# Start of Supplied material

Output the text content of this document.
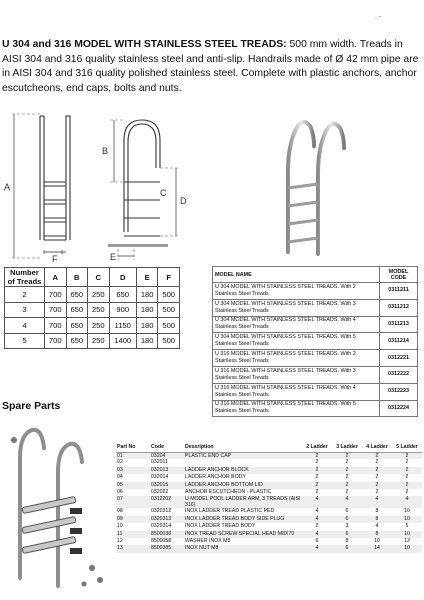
. -

U 304 and 316 MODEL WITH STAINLESS STEEL TREADS: 500 mm width. Treads in AISI 304 and 316 quality stainless steel and anti-slip. Handrails made of Ø 42 mm pipe are in AISI 304 and 316 quality polished stainless steel. Complete with plastic anchors, anchor escutcheons, end caps, bolts and nuts.

A
B
C
D
E
F
Number of Treads	A	B	C	D	E	F
2	700	650	250	650	180	500
3	700	650	250	900	180	500
4	700	650	250	1150	180	500
5	700	650	250	1400	180	500
MODEL NAME	MODEL CODE
U 304 MODEL WITH STAINLESS STEEL TREADS. With 2 Stainless Steel Treads	0311211
U 304 MODEL WITH STAINLESS STEEL TREADS. With 3 Stainless Steel Treads	0311212
U 304 MODEL WITH STAINLESS STEEL TREADS. With 4 Stainless Steel Treads	0311213
U 304 MODEL WITH STAINLESS STEEL TREADS. With 5 Stainless Steel Treads	0311214
U 316 MODEL WITH STAINLESS STEEL TREADS. With 2 Stainless Steel Treads	0312221
U 316 MODEL WITH STAINLESS STEEL TREADS. With 3 Stainless Steel Treads	0312222
U 316 MODEL WITH STAINLESS STEEL TREADS. With 4 Stainless Steel Treads	0312223
U 316 MODEL WITH STAINLESS STEEL TREADS. With 5 Stainless Steel Treads	0312224
Spare Parts
Part No	Code	Description	2 Ladder	3 Ladder	4 Ladder	5 Ladder
01	03204	PLASTIC END CAP	2	2	2	2
02	032011		2	2	2	2
03	032013	LADDER ANCHOR BLOCK	2	2	2	2
04	032014	LADDER ANCHOR BODY	2	2	2	2
05	032015	LADDER ANCHOR BOTTOM LID	2	2	2	2
06	032022	ANCHOR ESCUTCHEON - PLASTIC	2	2	2	2
07	0312202	U MODEL POOL LADDER ARM, 3 TREADS (AISI 316)	4	4	4	4
08	0320312	INOX LADDER TREAD PLASTIC PED	4	6	8	10
09	0320313	INOX LADDER TREAD BODY SIDE PLUG	4	6	8	10
10	0320314	INOX LADDER TREAD BODY	2	3	4	5
11	8500038	INOX TREAD SCREW SPECIAL HEAD M8X70	4	6	8	10
12	8500058	WASHER INOX M8	6	8	10	12
13	8500385	INOX NUT M8	4	6	14	10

# End of Supplied material

**To be done**
Reproduce the material above in full and without alteration, but skip all pictures.

**Output for this exercise**
Output the text content of this document.
. -

U 304 and 316 MODEL WITH STAINLESS STEEL TREADS: 500 mm width. Treads in AISI 304 and 316 quality stainless steel and anti-slip. Handrails made of Ø 42 mm pipe are in AISI 304 and 316 quality polished stainless steel. Complete with plastic anchors, anchor escutcheons, end caps, bolts and nuts.

A
B
C
D
E
F
Number of Treads	A	B	C	D	E	F
2	700	650	250	650	180	500
3	700	650	250	900	180	500
4	700	650	250	1150	180	500
5	700	650	250	1400	180	500
MODEL NAME	MODEL CODE
U 304 MODEL WITH STAINLESS STEEL TREADS. With 2 Stainless Steel Treads	0311211
U 304 MODEL WITH STAINLESS STEEL TREADS. With 3 Stainless Steel Treads	0311212
U 304 MODEL WITH STAINLESS STEEL TREADS. With 4 Stainless Steel Treads	0311213
U 304 MODEL WITH STAINLESS STEEL TREADS. With 5 Stainless Steel Treads	0311214
U 316 MODEL WITH STAINLESS STEEL TREADS. With 2 Stainless Steel Treads	0312221
U 316 MODEL WITH STAINLESS STEEL TREADS. With 3 Stainless Steel Treads	0312222
U 316 MODEL WITH STAINLESS STEEL TREADS. With 4 Stainless Steel Treads	0312223
U 316 MODEL WITH STAINLESS STEEL TREADS. With 5 Stainless Steel Treads	0312224
Spare Parts
Part No	Code	Description	2 Ladder	3 Ladder	4 Ladder	5 Ladder
01	03204	PLASTIC END CAP	2	2	2	2
02	032011		2	2	2	2
03	032013	LADDER ANCHOR BLOCK	2	2	2	2
04	032014	LADDER ANCHOR BODY	2	2	2	2
05	032015	LADDER ANCHOR BOTTOM LID	2	2	2	2
06	032022	ANCHOR ESCUTCHEON - PLASTIC	2	2	2	2
07	0312202	U MODEL POOL LADDER ARM, 3 TREADS (AISI 316)	4	4	4	4
08	0320312	INOX LADDER TREAD PLASTIC PED	4	6	8	10
09	0320313	INOX LADDER TREAD BODY SIDE PLUG	4	6	8	10
10	0320314	INOX LADDER TREAD BODY	2	3	4	5
11	8500038	INOX TREAD SCREW SPECIAL HEAD M8X70	4	6	8	10
12	8500058	WASHER INOX M8	6	8	10	12
13	8500385	INOX NUT M8	4	6	14	10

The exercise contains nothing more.